TASK DETAILS:
State the count of lines below in which the word "color" appears, and add nothing.
___ INPUT MATERIAL
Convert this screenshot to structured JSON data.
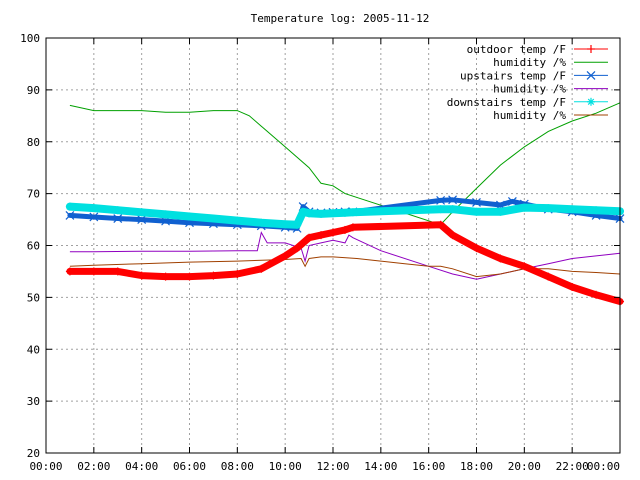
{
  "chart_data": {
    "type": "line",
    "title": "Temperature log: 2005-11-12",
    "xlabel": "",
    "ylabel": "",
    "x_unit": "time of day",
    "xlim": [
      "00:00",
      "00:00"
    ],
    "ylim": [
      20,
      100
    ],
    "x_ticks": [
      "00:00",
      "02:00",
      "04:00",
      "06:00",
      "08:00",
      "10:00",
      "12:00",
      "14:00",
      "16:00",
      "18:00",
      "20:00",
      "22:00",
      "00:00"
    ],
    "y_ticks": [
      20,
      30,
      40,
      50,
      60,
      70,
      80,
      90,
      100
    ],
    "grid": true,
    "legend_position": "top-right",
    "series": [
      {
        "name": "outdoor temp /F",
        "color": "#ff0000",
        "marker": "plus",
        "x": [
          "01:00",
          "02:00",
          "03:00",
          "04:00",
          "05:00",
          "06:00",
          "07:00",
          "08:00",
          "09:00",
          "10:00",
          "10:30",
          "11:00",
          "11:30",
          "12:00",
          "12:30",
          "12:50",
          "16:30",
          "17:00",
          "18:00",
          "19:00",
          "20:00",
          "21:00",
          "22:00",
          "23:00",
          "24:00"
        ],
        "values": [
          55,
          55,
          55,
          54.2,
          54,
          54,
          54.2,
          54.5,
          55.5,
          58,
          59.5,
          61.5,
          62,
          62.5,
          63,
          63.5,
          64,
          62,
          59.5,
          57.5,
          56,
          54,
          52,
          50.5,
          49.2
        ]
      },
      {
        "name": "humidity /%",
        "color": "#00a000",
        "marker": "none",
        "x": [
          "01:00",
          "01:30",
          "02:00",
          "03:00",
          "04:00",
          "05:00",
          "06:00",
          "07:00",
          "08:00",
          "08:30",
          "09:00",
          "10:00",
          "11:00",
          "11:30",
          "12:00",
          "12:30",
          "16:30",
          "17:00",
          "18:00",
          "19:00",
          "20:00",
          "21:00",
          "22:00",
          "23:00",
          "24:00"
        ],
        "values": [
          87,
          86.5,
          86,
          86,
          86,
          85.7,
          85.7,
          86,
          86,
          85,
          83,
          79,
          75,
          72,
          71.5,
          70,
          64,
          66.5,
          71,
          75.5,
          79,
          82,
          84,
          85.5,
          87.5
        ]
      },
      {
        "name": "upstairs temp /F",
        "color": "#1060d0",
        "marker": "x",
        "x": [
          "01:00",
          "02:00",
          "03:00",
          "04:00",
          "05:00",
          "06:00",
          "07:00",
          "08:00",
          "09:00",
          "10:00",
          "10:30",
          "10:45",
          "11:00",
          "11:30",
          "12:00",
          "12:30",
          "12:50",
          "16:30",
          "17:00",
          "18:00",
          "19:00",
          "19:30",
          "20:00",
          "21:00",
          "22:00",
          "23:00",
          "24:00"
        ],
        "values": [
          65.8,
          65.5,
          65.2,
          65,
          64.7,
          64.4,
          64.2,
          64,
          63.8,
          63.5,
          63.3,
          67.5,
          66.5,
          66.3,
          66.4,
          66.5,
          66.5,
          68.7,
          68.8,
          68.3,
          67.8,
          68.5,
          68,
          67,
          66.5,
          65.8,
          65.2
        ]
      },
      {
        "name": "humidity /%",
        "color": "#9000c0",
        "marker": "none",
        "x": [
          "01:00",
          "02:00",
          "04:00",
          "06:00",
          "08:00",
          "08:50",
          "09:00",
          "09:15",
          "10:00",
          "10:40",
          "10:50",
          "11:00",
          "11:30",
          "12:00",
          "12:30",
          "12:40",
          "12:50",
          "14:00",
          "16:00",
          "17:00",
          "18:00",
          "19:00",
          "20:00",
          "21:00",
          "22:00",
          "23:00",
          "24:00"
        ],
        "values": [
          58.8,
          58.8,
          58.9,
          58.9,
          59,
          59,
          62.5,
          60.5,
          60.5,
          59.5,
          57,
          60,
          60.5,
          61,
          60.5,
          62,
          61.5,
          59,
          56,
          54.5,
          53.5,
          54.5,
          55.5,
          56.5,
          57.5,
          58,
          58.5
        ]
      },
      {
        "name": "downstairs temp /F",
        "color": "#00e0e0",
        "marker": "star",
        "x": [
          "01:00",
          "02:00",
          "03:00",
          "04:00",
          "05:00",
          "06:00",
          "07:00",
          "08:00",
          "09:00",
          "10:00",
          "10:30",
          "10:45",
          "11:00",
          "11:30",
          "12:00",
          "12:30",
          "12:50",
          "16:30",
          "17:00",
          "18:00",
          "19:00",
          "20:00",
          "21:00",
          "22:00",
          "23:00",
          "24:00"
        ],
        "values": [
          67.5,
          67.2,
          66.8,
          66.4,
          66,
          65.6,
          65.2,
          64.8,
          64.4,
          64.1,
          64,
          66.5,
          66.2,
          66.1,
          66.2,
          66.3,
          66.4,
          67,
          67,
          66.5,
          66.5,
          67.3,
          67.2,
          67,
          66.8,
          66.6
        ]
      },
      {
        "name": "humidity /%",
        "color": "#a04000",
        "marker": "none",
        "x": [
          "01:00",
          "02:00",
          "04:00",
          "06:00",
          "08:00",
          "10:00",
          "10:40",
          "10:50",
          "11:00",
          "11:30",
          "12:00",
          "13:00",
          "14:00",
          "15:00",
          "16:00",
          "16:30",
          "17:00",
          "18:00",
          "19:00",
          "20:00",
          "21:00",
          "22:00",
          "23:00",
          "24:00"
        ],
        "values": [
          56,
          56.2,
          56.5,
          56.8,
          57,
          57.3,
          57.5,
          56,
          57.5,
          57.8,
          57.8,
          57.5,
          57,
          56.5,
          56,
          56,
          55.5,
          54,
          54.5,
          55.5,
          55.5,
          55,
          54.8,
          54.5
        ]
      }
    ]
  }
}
______
___ INPUT MATERIAL
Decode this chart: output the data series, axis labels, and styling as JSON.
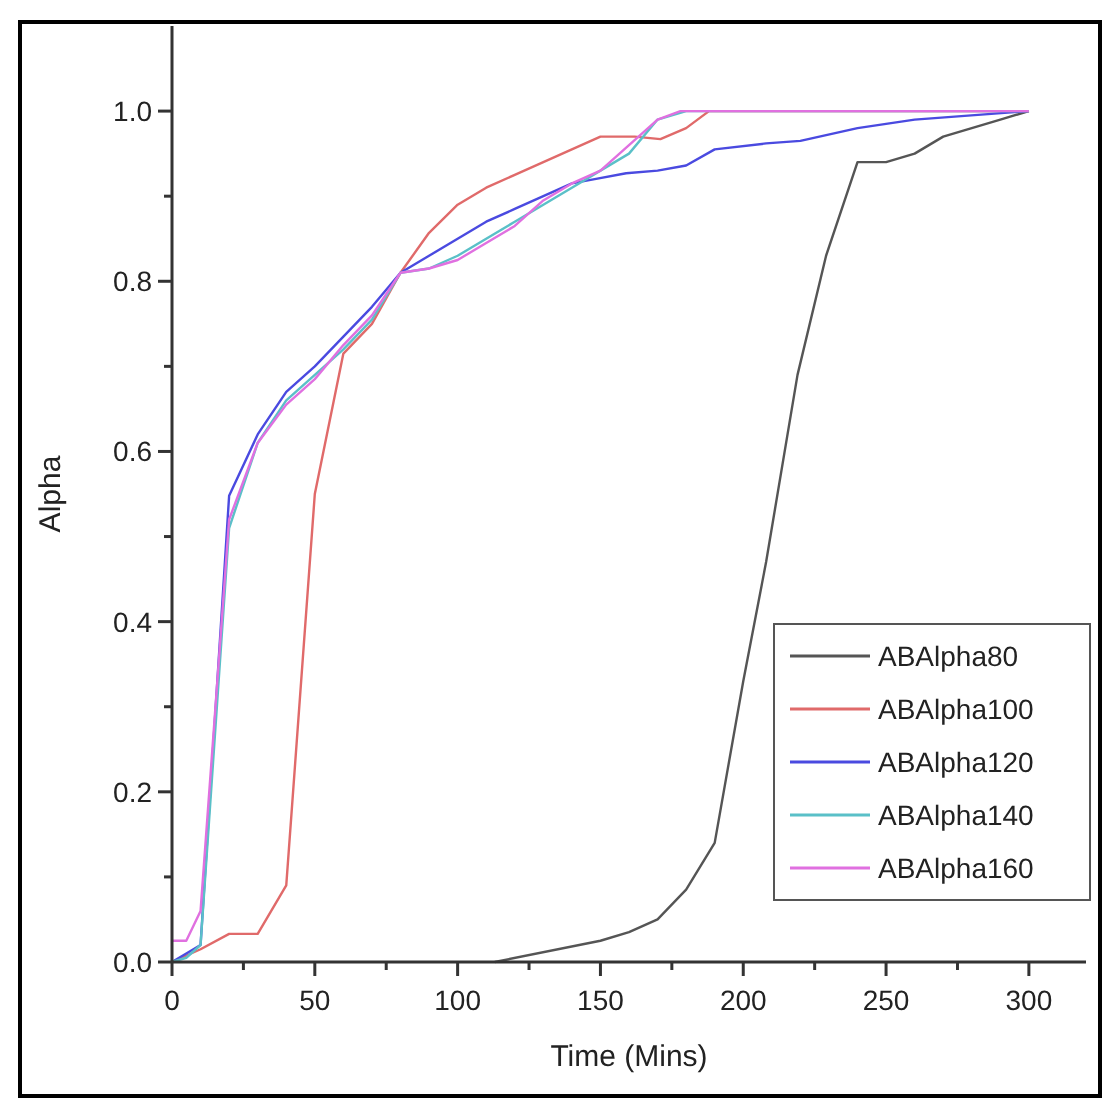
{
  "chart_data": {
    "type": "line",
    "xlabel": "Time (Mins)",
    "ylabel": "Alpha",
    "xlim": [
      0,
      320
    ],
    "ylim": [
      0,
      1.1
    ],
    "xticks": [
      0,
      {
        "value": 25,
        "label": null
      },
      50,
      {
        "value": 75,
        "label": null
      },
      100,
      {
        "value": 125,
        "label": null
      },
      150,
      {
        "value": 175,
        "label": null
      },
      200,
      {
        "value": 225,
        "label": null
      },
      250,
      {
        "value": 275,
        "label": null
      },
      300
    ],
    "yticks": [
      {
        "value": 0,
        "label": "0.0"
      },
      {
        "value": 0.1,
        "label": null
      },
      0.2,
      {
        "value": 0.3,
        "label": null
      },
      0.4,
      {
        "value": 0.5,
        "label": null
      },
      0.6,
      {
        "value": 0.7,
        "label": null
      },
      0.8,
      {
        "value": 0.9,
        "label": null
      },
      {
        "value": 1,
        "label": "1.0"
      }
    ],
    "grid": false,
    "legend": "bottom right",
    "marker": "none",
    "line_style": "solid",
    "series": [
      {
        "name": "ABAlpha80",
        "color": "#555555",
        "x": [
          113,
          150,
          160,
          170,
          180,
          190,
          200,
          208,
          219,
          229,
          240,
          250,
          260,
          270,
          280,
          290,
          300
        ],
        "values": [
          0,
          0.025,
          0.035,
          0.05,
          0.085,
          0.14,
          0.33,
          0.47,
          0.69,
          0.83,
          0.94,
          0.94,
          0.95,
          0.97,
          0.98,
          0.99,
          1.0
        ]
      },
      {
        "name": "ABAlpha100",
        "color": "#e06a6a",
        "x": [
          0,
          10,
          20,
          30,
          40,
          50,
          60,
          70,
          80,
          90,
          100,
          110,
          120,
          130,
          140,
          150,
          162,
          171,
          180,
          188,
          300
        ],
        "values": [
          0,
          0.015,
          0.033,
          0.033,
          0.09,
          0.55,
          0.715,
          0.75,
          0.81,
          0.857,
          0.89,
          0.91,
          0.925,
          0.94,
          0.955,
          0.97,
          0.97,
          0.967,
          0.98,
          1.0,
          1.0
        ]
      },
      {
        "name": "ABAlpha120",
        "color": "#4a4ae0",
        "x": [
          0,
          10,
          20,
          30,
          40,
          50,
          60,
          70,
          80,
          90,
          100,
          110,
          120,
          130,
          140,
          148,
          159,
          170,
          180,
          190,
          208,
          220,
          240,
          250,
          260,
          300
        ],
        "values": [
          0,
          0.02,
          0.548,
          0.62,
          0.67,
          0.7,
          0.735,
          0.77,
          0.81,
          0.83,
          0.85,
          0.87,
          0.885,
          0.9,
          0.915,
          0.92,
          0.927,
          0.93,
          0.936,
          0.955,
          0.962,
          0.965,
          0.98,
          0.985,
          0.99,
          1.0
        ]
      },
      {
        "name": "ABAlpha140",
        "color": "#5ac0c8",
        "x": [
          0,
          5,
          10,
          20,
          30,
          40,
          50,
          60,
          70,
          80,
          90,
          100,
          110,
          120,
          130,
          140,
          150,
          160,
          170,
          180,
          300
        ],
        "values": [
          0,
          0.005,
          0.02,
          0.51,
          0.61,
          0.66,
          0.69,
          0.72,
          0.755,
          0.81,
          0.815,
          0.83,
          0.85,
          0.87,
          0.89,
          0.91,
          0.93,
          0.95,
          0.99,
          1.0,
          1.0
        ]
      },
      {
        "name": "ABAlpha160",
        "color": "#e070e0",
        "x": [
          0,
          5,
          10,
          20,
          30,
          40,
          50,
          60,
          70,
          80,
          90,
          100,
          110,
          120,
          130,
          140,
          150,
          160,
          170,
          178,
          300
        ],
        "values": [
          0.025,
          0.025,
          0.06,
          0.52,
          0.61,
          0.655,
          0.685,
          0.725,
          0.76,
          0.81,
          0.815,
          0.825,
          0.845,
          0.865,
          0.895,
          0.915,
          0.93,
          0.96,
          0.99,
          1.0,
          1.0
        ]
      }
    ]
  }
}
______
SOLUTION FOR THIS PROBLEM:
11